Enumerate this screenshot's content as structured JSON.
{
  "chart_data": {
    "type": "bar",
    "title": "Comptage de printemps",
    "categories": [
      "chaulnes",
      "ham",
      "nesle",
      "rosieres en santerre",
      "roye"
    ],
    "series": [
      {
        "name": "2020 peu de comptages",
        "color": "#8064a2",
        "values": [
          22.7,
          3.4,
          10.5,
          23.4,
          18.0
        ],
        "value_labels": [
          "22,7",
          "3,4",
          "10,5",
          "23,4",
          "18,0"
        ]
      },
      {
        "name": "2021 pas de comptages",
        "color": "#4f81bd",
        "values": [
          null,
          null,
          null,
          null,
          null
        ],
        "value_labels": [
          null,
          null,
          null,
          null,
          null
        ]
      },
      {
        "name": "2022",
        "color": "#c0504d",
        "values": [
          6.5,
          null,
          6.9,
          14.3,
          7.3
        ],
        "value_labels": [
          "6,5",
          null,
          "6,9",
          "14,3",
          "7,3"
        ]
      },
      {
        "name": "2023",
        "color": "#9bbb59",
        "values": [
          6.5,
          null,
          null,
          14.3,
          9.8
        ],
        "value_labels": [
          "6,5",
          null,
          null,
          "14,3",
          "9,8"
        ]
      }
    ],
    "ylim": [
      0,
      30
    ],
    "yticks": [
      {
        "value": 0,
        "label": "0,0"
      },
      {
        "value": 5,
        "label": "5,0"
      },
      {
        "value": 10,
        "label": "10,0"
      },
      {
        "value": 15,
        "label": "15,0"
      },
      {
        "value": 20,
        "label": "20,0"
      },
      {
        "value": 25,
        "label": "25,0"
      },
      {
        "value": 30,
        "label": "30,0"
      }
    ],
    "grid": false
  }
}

┄┄┄┄┄┄┄┄┄┄

» **Goal**:
Copy out each record from above, exactly.

» **The output**:
Enumerate this screenshot's content as structured JSON.
{
  "chart_data": {
    "type": "bar",
    "title": "Comptage de printemps",
    "categories": [
      "chaulnes",
      "ham",
      "nesle",
      "rosieres en santerre",
      "roye"
    ],
    "series": [
      {
        "name": "2020 peu de comptages",
        "color": "#8064a2",
        "values": [
          22.7,
          3.4,
          10.5,
          23.4,
          18.0
        ],
        "value_labels": [
          "22,7",
          "3,4",
          "10,5",
          "23,4",
          "18,0"
        ]
      },
      {
        "name": "2021 pas de comptages",
        "color": "#4f81bd",
        "values": [
          null,
          null,
          null,
          null,
          null
        ],
        "value_labels": [
          null,
          null,
          null,
          null,
          null
        ]
      },
      {
        "name": "2022",
        "color": "#c0504d",
        "values": [
          6.5,
          null,
          6.9,
          14.3,
          7.3
        ],
        "value_labels": [
          "6,5",
          null,
          "6,9",
          "14,3",
          "7,3"
        ]
      },
      {
        "name": "2023",
        "color": "#9bbb59",
        "values": [
          6.5,
          null,
          null,
          14.3,
          9.8
        ],
        "value_labels": [
          "6,5",
          null,
          null,
          "14,3",
          "9,8"
        ]
      }
    ],
    "ylim": [
      0,
      30
    ],
    "yticks": [
      {
        "value": 0,
        "label": "0,0"
      },
      {
        "value": 5,
        "label": "5,0"
      },
      {
        "value": 10,
        "label": "10,0"
      },
      {
        "value": 15,
        "label": "15,0"
      },
      {
        "value": 20,
        "label": "20,0"
      },
      {
        "value": 25,
        "label": "25,0"
      },
      {
        "value": 30,
        "label": "30,0"
      }
    ],
    "grid": false
  }
}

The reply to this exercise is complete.